Supplied material:
** start **
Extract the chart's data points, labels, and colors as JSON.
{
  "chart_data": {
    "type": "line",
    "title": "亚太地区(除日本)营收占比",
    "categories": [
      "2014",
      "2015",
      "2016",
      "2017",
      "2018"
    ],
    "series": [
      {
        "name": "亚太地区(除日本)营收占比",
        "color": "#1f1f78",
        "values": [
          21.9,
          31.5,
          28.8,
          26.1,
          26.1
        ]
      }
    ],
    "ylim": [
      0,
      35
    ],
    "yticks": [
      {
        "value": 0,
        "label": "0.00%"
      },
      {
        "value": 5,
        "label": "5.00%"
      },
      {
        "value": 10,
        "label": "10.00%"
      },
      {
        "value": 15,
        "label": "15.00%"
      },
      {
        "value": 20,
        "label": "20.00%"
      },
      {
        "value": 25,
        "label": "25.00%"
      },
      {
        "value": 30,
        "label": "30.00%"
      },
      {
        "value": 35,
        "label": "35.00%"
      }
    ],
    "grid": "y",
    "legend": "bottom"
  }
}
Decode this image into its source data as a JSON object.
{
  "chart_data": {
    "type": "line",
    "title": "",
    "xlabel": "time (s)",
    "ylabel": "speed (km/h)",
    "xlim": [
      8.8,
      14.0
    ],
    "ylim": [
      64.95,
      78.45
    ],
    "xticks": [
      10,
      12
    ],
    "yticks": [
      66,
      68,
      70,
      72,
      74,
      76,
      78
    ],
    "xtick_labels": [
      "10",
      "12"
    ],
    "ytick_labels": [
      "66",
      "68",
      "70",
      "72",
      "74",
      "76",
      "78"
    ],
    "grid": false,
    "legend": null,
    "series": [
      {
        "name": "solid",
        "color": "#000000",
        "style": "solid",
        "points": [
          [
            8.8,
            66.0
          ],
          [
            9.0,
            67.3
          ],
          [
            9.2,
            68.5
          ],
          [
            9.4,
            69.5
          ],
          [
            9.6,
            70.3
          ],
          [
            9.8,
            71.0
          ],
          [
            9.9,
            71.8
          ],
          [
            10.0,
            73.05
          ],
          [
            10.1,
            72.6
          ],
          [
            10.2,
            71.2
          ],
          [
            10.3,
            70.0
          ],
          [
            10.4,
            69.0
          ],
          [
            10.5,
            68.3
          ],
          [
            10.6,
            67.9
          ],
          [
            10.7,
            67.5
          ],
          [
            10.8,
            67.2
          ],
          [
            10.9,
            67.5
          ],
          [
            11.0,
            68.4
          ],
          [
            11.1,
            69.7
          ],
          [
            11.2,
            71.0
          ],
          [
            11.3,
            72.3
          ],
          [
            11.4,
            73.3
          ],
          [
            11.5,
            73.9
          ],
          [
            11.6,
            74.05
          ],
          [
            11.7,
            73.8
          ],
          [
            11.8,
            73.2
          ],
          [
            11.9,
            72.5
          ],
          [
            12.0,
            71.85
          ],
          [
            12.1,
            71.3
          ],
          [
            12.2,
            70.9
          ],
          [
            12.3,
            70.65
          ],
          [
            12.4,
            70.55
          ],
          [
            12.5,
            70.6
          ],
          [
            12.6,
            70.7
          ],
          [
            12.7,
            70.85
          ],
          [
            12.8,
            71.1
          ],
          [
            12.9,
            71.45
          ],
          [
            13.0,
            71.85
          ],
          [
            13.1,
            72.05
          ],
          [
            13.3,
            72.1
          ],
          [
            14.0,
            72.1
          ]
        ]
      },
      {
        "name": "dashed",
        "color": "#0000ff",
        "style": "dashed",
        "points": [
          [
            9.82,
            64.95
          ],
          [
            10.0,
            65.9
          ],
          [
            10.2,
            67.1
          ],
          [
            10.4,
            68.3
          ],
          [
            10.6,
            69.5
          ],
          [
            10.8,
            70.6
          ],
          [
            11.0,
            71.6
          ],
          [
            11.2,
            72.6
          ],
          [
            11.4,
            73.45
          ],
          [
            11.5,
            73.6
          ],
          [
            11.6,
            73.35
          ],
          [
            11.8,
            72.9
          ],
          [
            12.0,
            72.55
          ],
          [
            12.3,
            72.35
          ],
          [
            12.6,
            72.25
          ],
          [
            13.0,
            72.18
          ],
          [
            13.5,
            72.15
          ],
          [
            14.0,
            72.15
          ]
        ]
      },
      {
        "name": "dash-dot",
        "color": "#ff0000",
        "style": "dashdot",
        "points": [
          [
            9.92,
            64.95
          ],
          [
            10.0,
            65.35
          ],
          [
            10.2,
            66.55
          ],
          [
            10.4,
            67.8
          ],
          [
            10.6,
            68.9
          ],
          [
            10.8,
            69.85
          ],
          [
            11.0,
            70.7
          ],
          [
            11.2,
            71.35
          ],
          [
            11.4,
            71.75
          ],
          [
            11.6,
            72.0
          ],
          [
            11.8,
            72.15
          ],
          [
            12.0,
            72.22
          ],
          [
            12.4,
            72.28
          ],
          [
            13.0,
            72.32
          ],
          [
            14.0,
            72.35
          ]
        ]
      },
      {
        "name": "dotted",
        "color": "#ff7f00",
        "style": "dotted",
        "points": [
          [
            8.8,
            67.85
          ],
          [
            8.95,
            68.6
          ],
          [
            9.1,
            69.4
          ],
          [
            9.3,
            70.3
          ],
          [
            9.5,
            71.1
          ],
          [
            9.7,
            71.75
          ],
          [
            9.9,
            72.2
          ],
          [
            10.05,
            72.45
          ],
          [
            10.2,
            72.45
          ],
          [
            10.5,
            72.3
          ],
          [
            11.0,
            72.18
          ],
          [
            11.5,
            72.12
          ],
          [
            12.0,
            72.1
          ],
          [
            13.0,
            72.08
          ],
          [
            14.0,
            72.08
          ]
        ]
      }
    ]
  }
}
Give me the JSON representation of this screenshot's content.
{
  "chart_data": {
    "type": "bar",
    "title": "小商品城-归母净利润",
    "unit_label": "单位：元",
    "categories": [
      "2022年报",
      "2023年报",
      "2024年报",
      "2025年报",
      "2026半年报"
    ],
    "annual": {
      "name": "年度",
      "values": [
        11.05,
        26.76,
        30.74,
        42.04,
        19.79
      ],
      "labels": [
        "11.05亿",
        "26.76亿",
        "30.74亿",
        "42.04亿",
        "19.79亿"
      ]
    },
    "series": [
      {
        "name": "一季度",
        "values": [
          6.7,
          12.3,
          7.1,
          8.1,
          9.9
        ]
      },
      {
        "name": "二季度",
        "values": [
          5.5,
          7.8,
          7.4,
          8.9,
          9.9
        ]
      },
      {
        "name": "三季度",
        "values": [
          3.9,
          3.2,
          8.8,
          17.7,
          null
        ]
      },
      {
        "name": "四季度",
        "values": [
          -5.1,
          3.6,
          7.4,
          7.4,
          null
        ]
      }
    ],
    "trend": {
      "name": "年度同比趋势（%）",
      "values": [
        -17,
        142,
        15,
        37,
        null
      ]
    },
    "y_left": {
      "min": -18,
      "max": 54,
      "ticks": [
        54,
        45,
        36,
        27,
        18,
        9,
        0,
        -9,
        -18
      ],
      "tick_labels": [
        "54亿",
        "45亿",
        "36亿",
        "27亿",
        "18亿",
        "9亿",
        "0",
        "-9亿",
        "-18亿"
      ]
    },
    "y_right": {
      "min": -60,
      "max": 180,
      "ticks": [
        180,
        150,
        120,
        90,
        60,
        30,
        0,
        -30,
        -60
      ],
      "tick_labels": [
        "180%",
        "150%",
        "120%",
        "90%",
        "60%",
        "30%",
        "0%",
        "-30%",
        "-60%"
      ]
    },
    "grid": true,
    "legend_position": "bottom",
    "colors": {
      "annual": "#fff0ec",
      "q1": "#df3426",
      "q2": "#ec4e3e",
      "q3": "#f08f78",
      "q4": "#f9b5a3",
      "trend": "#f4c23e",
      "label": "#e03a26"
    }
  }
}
** end **
Problem requirements: Extract the listing in its entirety, matching it exactly.

Solution to the problem:
Extract the chart's data points, labels, and colors as JSON.
{
  "chart_data": {
    "type": "line",
    "title": "亚太地区(除日本)营收占比",
    "categories": [
      "2014",
      "2015",
      "2016",
      "2017",
      "2018"
    ],
    "series": [
      {
        "name": "亚太地区(除日本)营收占比",
        "color": "#1f1f78",
        "values": [
          21.9,
          31.5,
          28.8,
          26.1,
          26.1
        ]
      }
    ],
    "ylim": [
      0,
      35
    ],
    "yticks": [
      {
        "value": 0,
        "label": "0.00%"
      },
      {
        "value": 5,
        "label": "5.00%"
      },
      {
        "value": 10,
        "label": "10.00%"
      },
      {
        "value": 15,
        "label": "15.00%"
      },
      {
        "value": 20,
        "label": "20.00%"
      },
      {
        "value": 25,
        "label": "25.00%"
      },
      {
        "value": 30,
        "label": "30.00%"
      },
      {
        "value": 35,
        "label": "35.00%"
      }
    ],
    "grid": "y",
    "legend": "bottom"
  }
}
Decode this image into its source data as a JSON object.
{
  "chart_data": {
    "type": "line",
    "title": "",
    "xlabel": "time (s)",
    "ylabel": "speed (km/h)",
    "xlim": [
      8.8,
      14.0
    ],
    "ylim": [
      64.95,
      78.45
    ],
    "xticks": [
      10,
      12
    ],
    "yticks": [
      66,
      68,
      70,
      72,
      74,
      76,
      78
    ],
    "xtick_labels": [
      "10",
      "12"
    ],
    "ytick_labels": [
      "66",
      "68",
      "70",
      "72",
      "74",
      "76",
      "78"
    ],
    "grid": false,
    "legend": null,
    "series": [
      {
        "name": "solid",
        "color": "#000000",
        "style": "solid",
        "points": [
          [
            8.8,
            66.0
          ],
          [
            9.0,
            67.3
          ],
          [
            9.2,
            68.5
          ],
          [
            9.4,
            69.5
          ],
          [
            9.6,
            70.3
          ],
          [
            9.8,
            71.0
          ],
          [
            9.9,
            71.8
          ],
          [
            10.0,
            73.05
          ],
          [
            10.1,
            72.6
          ],
          [
            10.2,
            71.2
          ],
          [
            10.3,
            70.0
          ],
          [
            10.4,
            69.0
          ],
          [
            10.5,
            68.3
          ],
          [
            10.6,
            67.9
          ],
          [
            10.7,
            67.5
          ],
          [
            10.8,
            67.2
          ],
          [
            10.9,
            67.5
          ],
          [
            11.0,
            68.4
          ],
          [
            11.1,
            69.7
          ],
          [
            11.2,
            71.0
          ],
          [
            11.3,
            72.3
          ],
          [
            11.4,
            73.3
          ],
          [
            11.5,
            73.9
          ],
          [
            11.6,
            74.05
          ],
          [
            11.7,
            73.8
          ],
          [
            11.8,
            73.2
          ],
          [
            11.9,
            72.5
          ],
          [
            12.0,
            71.85
          ],
          [
            12.1,
            71.3
          ],
          [
            12.2,
            70.9
          ],
          [
            12.3,
            70.65
          ],
          [
            12.4,
            70.55
          ],
          [
            12.5,
            70.6
          ],
          [
            12.6,
            70.7
          ],
          [
            12.7,
            70.85
          ],
          [
            12.8,
            71.1
          ],
          [
            12.9,
            71.45
          ],
          [
            13.0,
            71.85
          ],
          [
            13.1,
            72.05
          ],
          [
            13.3,
            72.1
          ],
          [
            14.0,
            72.1
          ]
        ]
      },
      {
        "name": "dashed",
        "color": "#0000ff",
        "style": "dashed",
        "points": [
          [
            9.82,
            64.95
          ],
          [
            10.0,
            65.9
          ],
          [
            10.2,
            67.1
          ],
          [
            10.4,
            68.3
          ],
          [
            10.6,
            69.5
          ],
          [
            10.8,
            70.6
          ],
          [
            11.0,
            71.6
          ],
          [
            11.2,
            72.6
          ],
          [
            11.4,
            73.45
          ],
          [
            11.5,
            73.6
          ],
          [
            11.6,
            73.35
          ],
          [
            11.8,
            72.9
          ],
          [
            12.0,
            72.55
          ],
          [
            12.3,
            72.35
          ],
          [
            12.6,
            72.25
          ],
          [
            13.0,
            72.18
          ],
          [
            13.5,
            72.15
          ],
          [
            14.0,
            72.15
          ]
        ]
      },
      {
        "name": "dash-dot",
        "color": "#ff0000",
        "style": "dashdot",
        "points": [
          [
            9.92,
            64.95
          ],
          [
            10.0,
            65.35
          ],
          [
            10.2,
            66.55
          ],
          [
            10.4,
            67.8
          ],
          [
            10.6,
            68.9
          ],
          [
            10.8,
            69.85
          ],
          [
            11.0,
            70.7
          ],
          [
            11.2,
            71.35
          ],
          [
            11.4,
            71.75
          ],
          [
            11.6,
            72.0
          ],
          [
            11.8,
            72.15
          ],
          [
            12.0,
            72.22
          ],
          [
            12.4,
            72.28
          ],
          [
            13.0,
            72.32
          ],
          [
            14.0,
            72.35
          ]
        ]
      },
      {
        "name": "dotted",
        "color": "#ff7f00",
        "style": "dotted",
        "points": [
          [
            8.8,
            67.85
          ],
          [
            8.95,
            68.6
          ],
          [
            9.1,
            69.4
          ],
          [
            9.3,
            70.3
          ],
          [
            9.5,
            71.1
          ],
          [
            9.7,
            71.75
          ],
          [
            9.9,
            72.2
          ],
          [
            10.05,
            72.45
          ],
          [
            10.2,
            72.45
          ],
          [
            10.5,
            72.3
          ],
          [
            11.0,
            72.18
          ],
          [
            11.5,
            72.12
          ],
          [
            12.0,
            72.1
          ],
          [
            13.0,
            72.08
          ],
          [
            14.0,
            72.08
          ]
        ]
      }
    ]
  }
}
Give me the JSON representation of this screenshot's content.
{
  "chart_data": {
    "type": "bar",
    "title": "小商品城-归母净利润",
    "unit_label": "单位：元",
    "categories": [
      "2022年报",
      "2023年报",
      "2024年报",
      "2025年报",
      "2026半年报"
    ],
    "annual": {
      "name": "年度",
      "values": [
        11.05,
        26.76,
        30.74,
        42.04,
        19.79
      ],
      "labels": [
        "11.05亿",
        "26.76亿",
        "30.74亿",
        "42.04亿",
        "19.79亿"
      ]
    },
    "series": [
      {
        "name": "一季度",
        "values": [
          6.7,
          12.3,
          7.1,
          8.1,
          9.9
        ]
      },
      {
        "name": "二季度",
        "values": [
          5.5,
          7.8,
          7.4,
          8.9,
          9.9
        ]
      },
      {
        "name": "三季度",
        "values": [
          3.9,
          3.2,
          8.8,
          17.7,
          null
        ]
      },
      {
        "name": "四季度",
        "values": [
          -5.1,
          3.6,
          7.4,
          7.4,
          null
        ]
      }
    ],
    "trend": {
      "name": "年度同比趋势（%）",
      "values": [
        -17,
        142,
        15,
        37,
        null
      ]
    },
    "y_left": {
      "min": -18,
      "max": 54,
      "ticks": [
        54,
        45,
        36,
        27,
        18,
        9,
        0,
        -9,
        -18
      ],
      "tick_labels": [
        "54亿",
        "45亿",
        "36亿",
        "27亿",
        "18亿",
        "9亿",
        "0",
        "-9亿",
        "-18亿"
      ]
    },
    "y_right": {
      "min": -60,
      "max": 180,
      "ticks": [
        180,
        150,
        120,
        90,
        60,
        30,
        0,
        -30,
        -60
      ],
      "tick_labels": [
        "180%",
        "150%",
        "120%",
        "90%",
        "60%",
        "30%",
        "0%",
        "-30%",
        "-60%"
      ]
    },
    "grid": true,
    "legend_position": "bottom",
    "colors": {
      "annual": "#fff0ec",
      "q1": "#df3426",
      "q2": "#ec4e3e",
      "q3": "#f08f78",
      "q4": "#f9b5a3",
      "trend": "#f4c23e",
      "label": "#e03a26"
    }
  }
}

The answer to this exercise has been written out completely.